Rows from a figure dataset:

>>>>

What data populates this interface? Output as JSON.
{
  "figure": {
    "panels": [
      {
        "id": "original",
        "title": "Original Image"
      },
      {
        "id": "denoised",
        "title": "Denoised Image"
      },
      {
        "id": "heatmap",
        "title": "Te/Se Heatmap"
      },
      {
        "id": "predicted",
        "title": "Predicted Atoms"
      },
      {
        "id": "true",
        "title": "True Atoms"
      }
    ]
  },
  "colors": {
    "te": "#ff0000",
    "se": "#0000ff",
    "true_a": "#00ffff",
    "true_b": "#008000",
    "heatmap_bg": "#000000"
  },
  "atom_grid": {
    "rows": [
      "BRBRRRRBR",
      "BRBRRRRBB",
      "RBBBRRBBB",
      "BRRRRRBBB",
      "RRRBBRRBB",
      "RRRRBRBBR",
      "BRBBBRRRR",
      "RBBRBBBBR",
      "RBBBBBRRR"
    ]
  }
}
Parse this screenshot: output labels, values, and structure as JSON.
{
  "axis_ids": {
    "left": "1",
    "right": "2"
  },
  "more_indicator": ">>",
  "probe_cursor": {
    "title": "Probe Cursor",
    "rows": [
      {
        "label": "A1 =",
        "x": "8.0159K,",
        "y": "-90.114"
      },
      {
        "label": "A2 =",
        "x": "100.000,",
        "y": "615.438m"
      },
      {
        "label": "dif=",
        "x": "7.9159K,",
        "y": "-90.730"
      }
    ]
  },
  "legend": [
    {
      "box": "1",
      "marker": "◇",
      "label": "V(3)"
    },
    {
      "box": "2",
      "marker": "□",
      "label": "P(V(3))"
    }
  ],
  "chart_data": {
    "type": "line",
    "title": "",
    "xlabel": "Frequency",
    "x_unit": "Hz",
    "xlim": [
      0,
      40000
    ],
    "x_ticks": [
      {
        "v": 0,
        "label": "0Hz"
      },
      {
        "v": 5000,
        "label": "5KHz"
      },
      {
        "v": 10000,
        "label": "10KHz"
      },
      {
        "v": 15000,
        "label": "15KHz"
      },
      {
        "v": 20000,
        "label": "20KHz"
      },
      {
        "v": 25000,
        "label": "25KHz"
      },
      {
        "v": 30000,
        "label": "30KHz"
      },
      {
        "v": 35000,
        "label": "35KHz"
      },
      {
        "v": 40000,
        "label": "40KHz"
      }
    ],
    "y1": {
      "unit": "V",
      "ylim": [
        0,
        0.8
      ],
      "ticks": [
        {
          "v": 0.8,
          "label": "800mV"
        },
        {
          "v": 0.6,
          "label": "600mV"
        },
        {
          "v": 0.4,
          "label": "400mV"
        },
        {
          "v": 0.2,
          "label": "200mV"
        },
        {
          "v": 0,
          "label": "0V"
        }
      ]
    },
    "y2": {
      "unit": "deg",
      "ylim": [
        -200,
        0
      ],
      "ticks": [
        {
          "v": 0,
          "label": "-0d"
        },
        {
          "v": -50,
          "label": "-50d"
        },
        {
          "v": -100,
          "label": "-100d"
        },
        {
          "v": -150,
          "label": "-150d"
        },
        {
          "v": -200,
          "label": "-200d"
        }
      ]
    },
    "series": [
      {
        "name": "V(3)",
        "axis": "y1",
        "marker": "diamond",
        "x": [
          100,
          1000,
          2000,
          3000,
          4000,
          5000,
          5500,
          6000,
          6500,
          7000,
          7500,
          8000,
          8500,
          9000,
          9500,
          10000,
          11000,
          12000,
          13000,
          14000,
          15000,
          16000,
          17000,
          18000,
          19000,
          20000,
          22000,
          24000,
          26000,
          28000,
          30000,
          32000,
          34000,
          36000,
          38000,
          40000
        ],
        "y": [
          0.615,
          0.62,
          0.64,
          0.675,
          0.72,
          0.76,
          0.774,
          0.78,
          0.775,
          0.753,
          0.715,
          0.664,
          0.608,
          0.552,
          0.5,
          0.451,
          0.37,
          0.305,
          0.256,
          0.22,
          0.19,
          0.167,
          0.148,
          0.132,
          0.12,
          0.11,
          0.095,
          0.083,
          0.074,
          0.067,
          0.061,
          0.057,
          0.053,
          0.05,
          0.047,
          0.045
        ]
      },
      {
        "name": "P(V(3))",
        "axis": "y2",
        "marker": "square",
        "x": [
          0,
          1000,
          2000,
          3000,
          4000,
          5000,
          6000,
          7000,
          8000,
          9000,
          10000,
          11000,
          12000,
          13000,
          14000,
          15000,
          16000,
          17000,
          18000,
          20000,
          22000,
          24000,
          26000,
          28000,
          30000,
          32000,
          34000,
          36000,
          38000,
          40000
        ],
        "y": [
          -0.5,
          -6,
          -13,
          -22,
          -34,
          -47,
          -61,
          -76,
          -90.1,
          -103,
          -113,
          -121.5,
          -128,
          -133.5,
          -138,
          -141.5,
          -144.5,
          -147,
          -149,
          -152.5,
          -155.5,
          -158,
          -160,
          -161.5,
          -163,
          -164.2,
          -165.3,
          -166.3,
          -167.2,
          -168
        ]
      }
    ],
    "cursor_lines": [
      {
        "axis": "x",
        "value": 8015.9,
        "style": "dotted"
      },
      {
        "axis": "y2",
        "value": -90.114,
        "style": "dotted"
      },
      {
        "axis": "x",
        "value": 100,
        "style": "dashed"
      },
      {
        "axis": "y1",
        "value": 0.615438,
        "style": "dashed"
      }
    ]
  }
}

<<<<

> **Brief**
Word for word, quote all of the data above.

> **Expected answer**
What data populates this interface? Output as JSON.
{
  "figure": {
    "panels": [
      {
        "id": "original",
        "title": "Original Image"
      },
      {
        "id": "denoised",
        "title": "Denoised Image"
      },
      {
        "id": "heatmap",
        "title": "Te/Se Heatmap"
      },
      {
        "id": "predicted",
        "title": "Predicted Atoms"
      },
      {
        "id": "true",
        "title": "True Atoms"
      }
    ]
  },
  "colors": {
    "te": "#ff0000",
    "se": "#0000ff",
    "true_a": "#00ffff",
    "true_b": "#008000",
    "heatmap_bg": "#000000"
  },
  "atom_grid": {
    "rows": [
      "BRBRRRRBR",
      "BRBRRRRBB",
      "RBBBRRBBB",
      "BRRRRRBBB",
      "RRRBBRRBB",
      "RRRRBRBBR",
      "BRBBBRRRR",
      "RBBRBBBBR",
      "RBBBBBRRR"
    ]
  }
}
Parse this screenshot: output labels, values, and structure as JSON.
{
  "axis_ids": {
    "left": "1",
    "right": "2"
  },
  "more_indicator": ">>",
  "probe_cursor": {
    "title": "Probe Cursor",
    "rows": [
      {
        "label": "A1 =",
        "x": "8.0159K,",
        "y": "-90.114"
      },
      {
        "label": "A2 =",
        "x": "100.000,",
        "y": "615.438m"
      },
      {
        "label": "dif=",
        "x": "7.9159K,",
        "y": "-90.730"
      }
    ]
  },
  "legend": [
    {
      "box": "1",
      "marker": "◇",
      "label": "V(3)"
    },
    {
      "box": "2",
      "marker": "□",
      "label": "P(V(3))"
    }
  ],
  "chart_data": {
    "type": "line",
    "title": "",
    "xlabel": "Frequency",
    "x_unit": "Hz",
    "xlim": [
      0,
      40000
    ],
    "x_ticks": [
      {
        "v": 0,
        "label": "0Hz"
      },
      {
        "v": 5000,
        "label": "5KHz"
      },
      {
        "v": 10000,
        "label": "10KHz"
      },
      {
        "v": 15000,
        "label": "15KHz"
      },
      {
        "v": 20000,
        "label": "20KHz"
      },
      {
        "v": 25000,
        "label": "25KHz"
      },
      {
        "v": 30000,
        "label": "30KHz"
      },
      {
        "v": 35000,
        "label": "35KHz"
      },
      {
        "v": 40000,
        "label": "40KHz"
      }
    ],
    "y1": {
      "unit": "V",
      "ylim": [
        0,
        0.8
      ],
      "ticks": [
        {
          "v": 0.8,
          "label": "800mV"
        },
        {
          "v": 0.6,
          "label": "600mV"
        },
        {
          "v": 0.4,
          "label": "400mV"
        },
        {
          "v": 0.2,
          "label": "200mV"
        },
        {
          "v": 0,
          "label": "0V"
        }
      ]
    },
    "y2": {
      "unit": "deg",
      "ylim": [
        -200,
        0
      ],
      "ticks": [
        {
          "v": 0,
          "label": "-0d"
        },
        {
          "v": -50,
          "label": "-50d"
        },
        {
          "v": -100,
          "label": "-100d"
        },
        {
          "v": -150,
          "label": "-150d"
        },
        {
          "v": -200,
          "label": "-200d"
        }
      ]
    },
    "series": [
      {
        "name": "V(3)",
        "axis": "y1",
        "marker": "diamond",
        "x": [
          100,
          1000,
          2000,
          3000,
          4000,
          5000,
          5500,
          6000,
          6500,
          7000,
          7500,
          8000,
          8500,
          9000,
          9500,
          10000,
          11000,
          12000,
          13000,
          14000,
          15000,
          16000,
          17000,
          18000,
          19000,
          20000,
          22000,
          24000,
          26000,
          28000,
          30000,
          32000,
          34000,
          36000,
          38000,
          40000
        ],
        "y": [
          0.615,
          0.62,
          0.64,
          0.675,
          0.72,
          0.76,
          0.774,
          0.78,
          0.775,
          0.753,
          0.715,
          0.664,
          0.608,
          0.552,
          0.5,
          0.451,
          0.37,
          0.305,
          0.256,
          0.22,
          0.19,
          0.167,
          0.148,
          0.132,
          0.12,
          0.11,
          0.095,
          0.083,
          0.074,
          0.067,
          0.061,
          0.057,
          0.053,
          0.05,
          0.047,
          0.045
        ]
      },
      {
        "name": "P(V(3))",
        "axis": "y2",
        "marker": "square",
        "x": [
          0,
          1000,
          2000,
          3000,
          4000,
          5000,
          6000,
          7000,
          8000,
          9000,
          10000,
          11000,
          12000,
          13000,
          14000,
          15000,
          16000,
          17000,
          18000,
          20000,
          22000,
          24000,
          26000,
          28000,
          30000,
          32000,
          34000,
          36000,
          38000,
          40000
        ],
        "y": [
          -0.5,
          -6,
          -13,
          -22,
          -34,
          -47,
          -61,
          -76,
          -90.1,
          -103,
          -113,
          -121.5,
          -128,
          -133.5,
          -138,
          -141.5,
          -144.5,
          -147,
          -149,
          -152.5,
          -155.5,
          -158,
          -160,
          -161.5,
          -163,
          -164.2,
          -165.3,
          -166.3,
          -167.2,
          -168
        ]
      }
    ],
    "cursor_lines": [
      {
        "axis": "x",
        "value": 8015.9,
        "style": "dotted"
      },
      {
        "axis": "y2",
        "value": -90.114,
        "style": "dotted"
      },
      {
        "axis": "x",
        "value": 100,
        "style": "dashed"
      },
      {
        "axis": "y1",
        "value": 0.615438,
        "style": "dashed"
      }
    ]
  }
}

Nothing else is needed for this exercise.